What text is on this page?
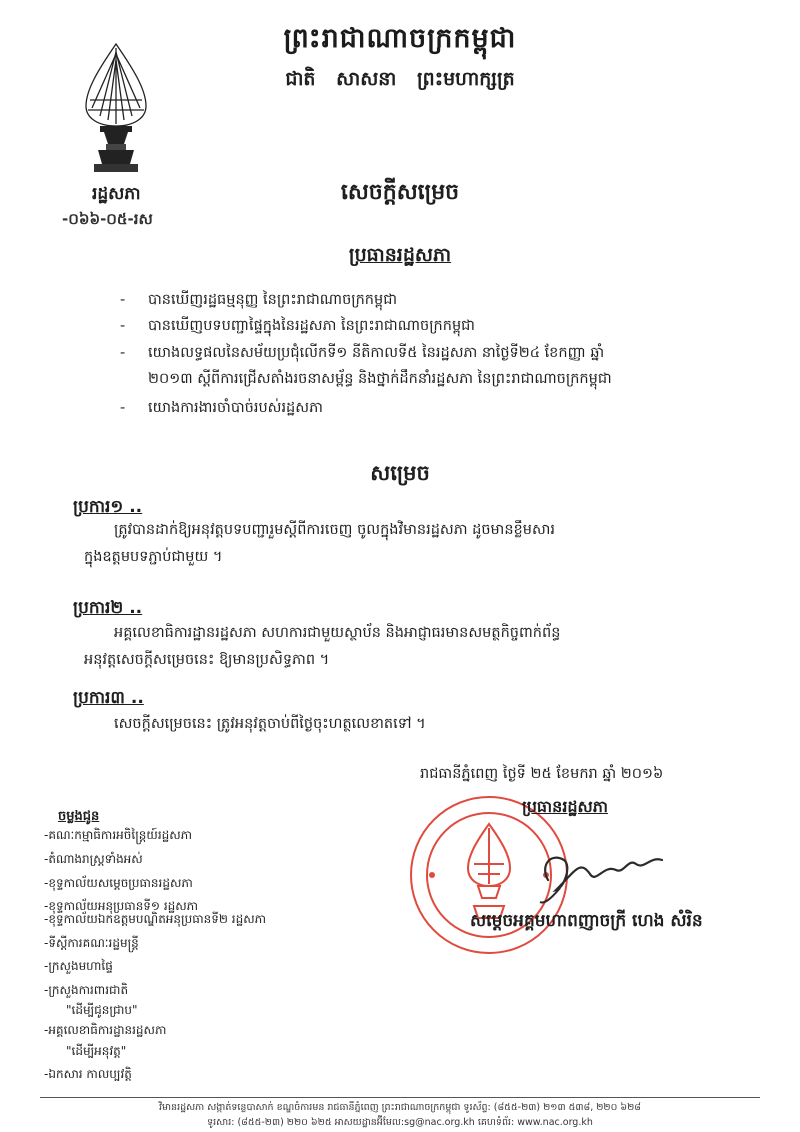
ព្រះរាជាណាចក្រកម្ពុជា
ជាតិ សាសនា ព្រះមហាក្សត្រ
រដ្ឋសភា
-០៦៦-០៥-រស
សេចក្ដីសម្រេច
ប្រធានរដ្ឋសភា
- បានឃើញរដ្ឋធម្មនុញ្ញ នៃព្រះរាជាណាចក្រកម្ពុជា
- បានឃើញបទបញ្ជាផ្ទៃក្នុងនៃរដ្ឋសភា នៃព្រះរាជាណាចក្រកម្ពុជា
- យោងលទ្ធផលនៃសម័យប្រជុំលើកទី១ នីតិកាលទី៥ នៃរដ្ឋសភា នាថ្ងៃទី២៤ ខែកញ្ញា ឆ្នាំ
២០១៣ ស្ដីពីការជ្រើសតាំងរចនាសម្ព័ន្ធ និងថ្នាក់ដឹកនាំរដ្ឋសភា នៃព្រះរាជាណាចក្រកម្ពុជា
- យោងការងារចាំបាច់របស់រដ្ឋសភា
សម្រេច
ប្រការ១ ..
ត្រូវបានដាក់ឱ្យអនុវត្តបទបញ្ជារួមស្ដីពីការចេញ ចូលក្នុងវិមានរដ្ឋសភា ដូចមានខ្លឹមសារ
ក្នុងឧត្ដមបទភ្ជាប់ជាមួយ ។
ប្រការ២ ..
អគ្គលេខាធិការដ្ឋានរដ្ឋសភា សហការជាមួយស្ថាប័ន និងអាជ្ញាធរមានសមត្ថកិច្ចពាក់ព័ន្ធ
អនុវត្តសេចក្ដីសម្រេចនេះ ឱ្យមានប្រសិទ្ធភាព ។
ប្រការ៣ ..
សេចក្ដីសម្រេចនេះ ត្រូវអនុវត្តចាប់ពីថ្ងៃចុះហត្ថលេខាតទៅ ។
រាជធានីភ្នំពេញ ថ្ងៃទី ២៥ ខែមករា ឆ្នាំ ២០១៦
ប្រធានរដ្ឋសភា
សម្ដេចអគ្គមហាពញាចក្រី ហេង សំរិន
ចម្លងជូន
-គណៈកម្មាធិការអចិន្ត្រៃយ៍រដ្ឋសភា
-តំណាងរាស្ត្រទាំងអស់
-ខុទ្ទកាល័យសម្ដេចប្រធានរដ្ឋសភា
-ខុទ្ទកាល័យអនុប្រធានទី១ រដ្ឋសភា
-ខុទ្ទកាល័យឯកឧត្តមបណ្ឌិតអនុប្រធានទី២ រដ្ឋសភា
-ទីស្ដីការគណៈរដ្ឋមន្ត្រី
-ក្រសួងមហាផ្ទៃ
-ក្រសួងការពារជាតិ
"ដើម្បីជូនជ្រាប"
-អគ្គលេខាធិការដ្ឋានរដ្ឋសភា
"ដើម្បីអនុវត្ត"
-ឯកសារ កាលប្បវត្តិ
វិមានរដ្ឋសភា សង្កាត់ទន្លេបាសាក់ ខណ្ឌចំការមន រាជធានីភ្នំពេញ ព្រះរាជាណាចក្រកម្ពុជា ទូរស័ព្ទ: (៨៥៥-២៣) ២១៣ ៥៣៨, ២២០ ៦២៨
ទូរសារ: (៨៥៥-២៣) ២២០ ៦២៥ អាសយដ្ឋានអ៊ីមែល:sg@nac.org.kh គេហទំព័រ: www.nac.org.kh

• **GOAL**
Reproduce the full material exactly, excluding the pictures.

• **TASK RESPONSE**
What text is on this page?
ព្រះរាជាណាចក្រកម្ពុជា
ជាតិ សាសនា ព្រះមហាក្សត្រ
រដ្ឋសភា
-០៦៦-០៥-រស
សេចក្ដីសម្រេច
ប្រធានរដ្ឋសភា
- បានឃើញរដ្ឋធម្មនុញ្ញ នៃព្រះរាជាណាចក្រកម្ពុជា
- បានឃើញបទបញ្ជាផ្ទៃក្នុងនៃរដ្ឋសភា នៃព្រះរាជាណាចក្រកម្ពុជា
- យោងលទ្ធផលនៃសម័យប្រជុំលើកទី១ នីតិកាលទី៥ នៃរដ្ឋសភា នាថ្ងៃទី២៤ ខែកញ្ញា ឆ្នាំ
២០១៣ ស្ដីពីការជ្រើសតាំងរចនាសម្ព័ន្ធ និងថ្នាក់ដឹកនាំរដ្ឋសភា នៃព្រះរាជាណាចក្រកម្ពុជា
- យោងការងារចាំបាច់របស់រដ្ឋសភា
សម្រេច
ប្រការ១ ..
ត្រូវបានដាក់ឱ្យអនុវត្តបទបញ្ជារួមស្ដីពីការចេញ ចូលក្នុងវិមានរដ្ឋសភា ដូចមានខ្លឹមសារ
ក្នុងឧត្ដមបទភ្ជាប់ជាមួយ ។
ប្រការ២ ..
អគ្គលេខាធិការដ្ឋានរដ្ឋសភា សហការជាមួយស្ថាប័ន និងអាជ្ញាធរមានសមត្ថកិច្ចពាក់ព័ន្ធ
អនុវត្តសេចក្ដីសម្រេចនេះ ឱ្យមានប្រសិទ្ធភាព ។
ប្រការ៣ ..
សេចក្ដីសម្រេចនេះ ត្រូវអនុវត្តចាប់ពីថ្ងៃចុះហត្ថលេខាតទៅ ។
រាជធានីភ្នំពេញ ថ្ងៃទី ២៥ ខែមករា ឆ្នាំ ២០១៦
ប្រធានរដ្ឋសភា
សម្ដេចអគ្គមហាពញាចក្រី ហេង សំរិន
ចម្លងជូន
-គណៈកម្មាធិការអចិន្ត្រៃយ៍រដ្ឋសភា
-តំណាងរាស្ត្រទាំងអស់
-ខុទ្ទកាល័យសម្ដេចប្រធានរដ្ឋសភា
-ខុទ្ទកាល័យអនុប្រធានទី១ រដ្ឋសភា
-ខុទ្ទកាល័យឯកឧត្តមបណ្ឌិតអនុប្រធានទី២ រដ្ឋសភា
-ទីស្ដីការគណៈរដ្ឋមន្ត្រី
-ក្រសួងមហាផ្ទៃ
-ក្រសួងការពារជាតិ
"ដើម្បីជូនជ្រាប"
-អគ្គលេខាធិការដ្ឋានរដ្ឋសភា
"ដើម្បីអនុវត្ត"
-ឯកសារ កាលប្បវត្តិ
វិមានរដ្ឋសភា សង្កាត់ទន្លេបាសាក់ ខណ្ឌចំការមន រាជធានីភ្នំពេញ ព្រះរាជាណាចក្រកម្ពុជា ទូរស័ព្ទ: (៨៥៥-២៣) ២១៣ ៥៣៨, ២២០ ៦២៨
ទូរសារ: (៨៥៥-២៣) ២២០ ៦២៥ អាសយដ្ឋានអ៊ីមែល:sg@nac.org.kh គេហទំព័រ: www.nac.org.kh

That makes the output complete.